> DATA PROVIDED
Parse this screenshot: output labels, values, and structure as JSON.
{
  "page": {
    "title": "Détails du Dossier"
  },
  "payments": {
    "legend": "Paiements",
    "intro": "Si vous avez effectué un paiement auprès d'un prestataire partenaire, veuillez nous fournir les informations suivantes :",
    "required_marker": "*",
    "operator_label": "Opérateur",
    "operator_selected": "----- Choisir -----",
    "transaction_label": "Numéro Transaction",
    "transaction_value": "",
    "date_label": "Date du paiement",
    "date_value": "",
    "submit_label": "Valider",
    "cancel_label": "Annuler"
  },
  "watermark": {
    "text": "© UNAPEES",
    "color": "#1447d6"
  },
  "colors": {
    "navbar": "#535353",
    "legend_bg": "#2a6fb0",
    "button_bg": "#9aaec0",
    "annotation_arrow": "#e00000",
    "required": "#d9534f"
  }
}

> AIM OF THE EXERCISE
Nothing should be left out: repeat all of the data exactly.

> THE REPLY
Parse this screenshot: output labels, values, and structure as JSON.
{
  "page": {
    "title": "Détails du Dossier"
  },
  "payments": {
    "legend": "Paiements",
    "intro": "Si vous avez effectué un paiement auprès d'un prestataire partenaire, veuillez nous fournir les informations suivantes :",
    "required_marker": "*",
    "operator_label": "Opérateur",
    "operator_selected": "----- Choisir -----",
    "transaction_label": "Numéro Transaction",
    "transaction_value": "",
    "date_label": "Date du paiement",
    "date_value": "",
    "submit_label": "Valider",
    "cancel_label": "Annuler"
  },
  "watermark": {
    "text": "© UNAPEES",
    "color": "#1447d6"
  },
  "colors": {
    "navbar": "#535353",
    "legend_bg": "#2a6fb0",
    "button_bg": "#9aaec0",
    "annotation_arrow": "#e00000",
    "required": "#d9534f"
  }
}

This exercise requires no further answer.